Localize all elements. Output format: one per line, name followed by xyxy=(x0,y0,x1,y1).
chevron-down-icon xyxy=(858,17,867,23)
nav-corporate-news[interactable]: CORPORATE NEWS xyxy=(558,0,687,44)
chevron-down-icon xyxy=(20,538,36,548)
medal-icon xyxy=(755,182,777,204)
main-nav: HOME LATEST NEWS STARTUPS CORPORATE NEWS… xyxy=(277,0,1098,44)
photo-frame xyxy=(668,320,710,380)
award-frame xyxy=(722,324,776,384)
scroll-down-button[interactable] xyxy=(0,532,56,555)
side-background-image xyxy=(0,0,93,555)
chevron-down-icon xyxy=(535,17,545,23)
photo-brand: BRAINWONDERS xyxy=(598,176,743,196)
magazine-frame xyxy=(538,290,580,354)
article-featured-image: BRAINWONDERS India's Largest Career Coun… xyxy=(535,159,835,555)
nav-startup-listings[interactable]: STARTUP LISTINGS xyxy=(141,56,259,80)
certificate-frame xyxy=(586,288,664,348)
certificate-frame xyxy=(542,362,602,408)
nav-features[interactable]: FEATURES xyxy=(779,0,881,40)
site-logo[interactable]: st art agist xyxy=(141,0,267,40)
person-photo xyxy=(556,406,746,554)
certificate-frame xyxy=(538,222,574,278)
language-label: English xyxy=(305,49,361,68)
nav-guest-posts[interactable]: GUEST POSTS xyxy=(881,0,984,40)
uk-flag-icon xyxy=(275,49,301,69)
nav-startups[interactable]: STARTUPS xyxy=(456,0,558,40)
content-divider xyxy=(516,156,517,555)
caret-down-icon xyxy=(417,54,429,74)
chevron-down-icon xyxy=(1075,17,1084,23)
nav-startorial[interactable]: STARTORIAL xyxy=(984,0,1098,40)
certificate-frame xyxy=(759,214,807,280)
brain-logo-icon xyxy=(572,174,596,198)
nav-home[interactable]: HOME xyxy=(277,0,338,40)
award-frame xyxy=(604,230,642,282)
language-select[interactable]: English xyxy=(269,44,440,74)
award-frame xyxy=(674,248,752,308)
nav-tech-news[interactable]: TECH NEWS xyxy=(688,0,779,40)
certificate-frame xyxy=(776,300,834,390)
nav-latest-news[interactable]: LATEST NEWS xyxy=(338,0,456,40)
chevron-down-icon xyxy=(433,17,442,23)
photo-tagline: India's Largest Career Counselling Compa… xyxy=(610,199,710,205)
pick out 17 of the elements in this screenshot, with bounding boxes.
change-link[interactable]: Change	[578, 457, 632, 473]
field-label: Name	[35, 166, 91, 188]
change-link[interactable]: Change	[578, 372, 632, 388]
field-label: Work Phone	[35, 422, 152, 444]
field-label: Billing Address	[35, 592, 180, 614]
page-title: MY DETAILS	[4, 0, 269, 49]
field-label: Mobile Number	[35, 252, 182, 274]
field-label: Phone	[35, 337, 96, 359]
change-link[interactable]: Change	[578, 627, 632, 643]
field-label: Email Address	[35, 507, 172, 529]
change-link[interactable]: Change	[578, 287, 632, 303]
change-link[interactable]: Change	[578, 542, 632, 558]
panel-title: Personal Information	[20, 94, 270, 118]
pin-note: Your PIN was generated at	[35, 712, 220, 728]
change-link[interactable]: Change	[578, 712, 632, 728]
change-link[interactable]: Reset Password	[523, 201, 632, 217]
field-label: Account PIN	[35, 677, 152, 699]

REQUIRED TASK. Reproduce the full listing above line for line, keeping every character unchanged.

SOLUTION BELOW.
Localize all elements. Output format: one per line, name followed by xyxy=(x0,y0,x1,y1).
chevron-down-icon xyxy=(858,17,867,23)
nav-corporate-news[interactable]: CORPORATE NEWS xyxy=(558,0,687,44)
chevron-down-icon xyxy=(20,538,36,548)
medal-icon xyxy=(755,182,777,204)
main-nav: HOME LATEST NEWS STARTUPS CORPORATE NEWS… xyxy=(277,0,1098,44)
photo-frame xyxy=(668,320,710,380)
award-frame xyxy=(722,324,776,384)
scroll-down-button[interactable] xyxy=(0,532,56,555)
side-background-image xyxy=(0,0,93,555)
chevron-down-icon xyxy=(535,17,545,23)
photo-brand: BRAINWONDERS xyxy=(598,176,743,196)
magazine-frame xyxy=(538,290,580,354)
article-featured-image: BRAINWONDERS India's Largest Career Coun… xyxy=(535,159,835,555)
nav-startup-listings[interactable]: STARTUP LISTINGS xyxy=(141,56,259,80)
certificate-frame xyxy=(586,288,664,348)
certificate-frame xyxy=(542,362,602,408)
nav-features[interactable]: FEATURES xyxy=(779,0,881,40)
site-logo[interactable]: st art agist xyxy=(141,0,267,40)
person-photo xyxy=(556,406,746,554)
certificate-frame xyxy=(538,222,574,278)
language-label: English xyxy=(305,49,361,68)
nav-guest-posts[interactable]: GUEST POSTS xyxy=(881,0,984,40)
uk-flag-icon xyxy=(275,49,301,69)
nav-startups[interactable]: STARTUPS xyxy=(456,0,558,40)
content-divider xyxy=(516,156,517,555)
caret-down-icon xyxy=(417,54,429,74)
chevron-down-icon xyxy=(1075,17,1084,23)
nav-startorial[interactable]: STARTORIAL xyxy=(984,0,1098,40)
certificate-frame xyxy=(759,214,807,280)
brain-logo-icon xyxy=(572,174,596,198)
nav-home[interactable]: HOME xyxy=(277,0,338,40)
award-frame xyxy=(604,230,642,282)
language-select[interactable]: English xyxy=(269,44,440,74)
award-frame xyxy=(674,248,752,308)
nav-tech-news[interactable]: TECH NEWS xyxy=(688,0,779,40)
certificate-frame xyxy=(776,300,834,390)
nav-latest-news[interactable]: LATEST NEWS xyxy=(338,0,456,40)
chevron-down-icon xyxy=(433,17,442,23)
photo-tagline: India's Largest Career Counselling Compa… xyxy=(610,199,710,205)
pick out 17 of the elements in this screenshot, with bounding boxes.
change-link[interactable]: Change	[578, 457, 632, 473]
field-label: Name	[35, 166, 91, 188]
change-link[interactable]: Change	[578, 372, 632, 388]
field-label: Work Phone	[35, 422, 152, 444]
field-label: Billing Address	[35, 592, 180, 614]
page-title: MY DETAILS	[4, 0, 269, 49]
field-label: Mobile Number	[35, 252, 182, 274]
field-label: Phone	[35, 337, 96, 359]
change-link[interactable]: Change	[578, 627, 632, 643]
field-label: Email Address	[35, 507, 172, 529]
change-link[interactable]: Change	[578, 287, 632, 303]
change-link[interactable]: Change	[578, 542, 632, 558]
panel-title: Personal Information	[20, 94, 270, 118]
pin-note: Your PIN was generated at	[35, 712, 220, 728]
change-link[interactable]: Change	[578, 712, 632, 728]
change-link[interactable]: Reset Password	[523, 201, 632, 217]
field-label: Account PIN	[35, 677, 152, 699]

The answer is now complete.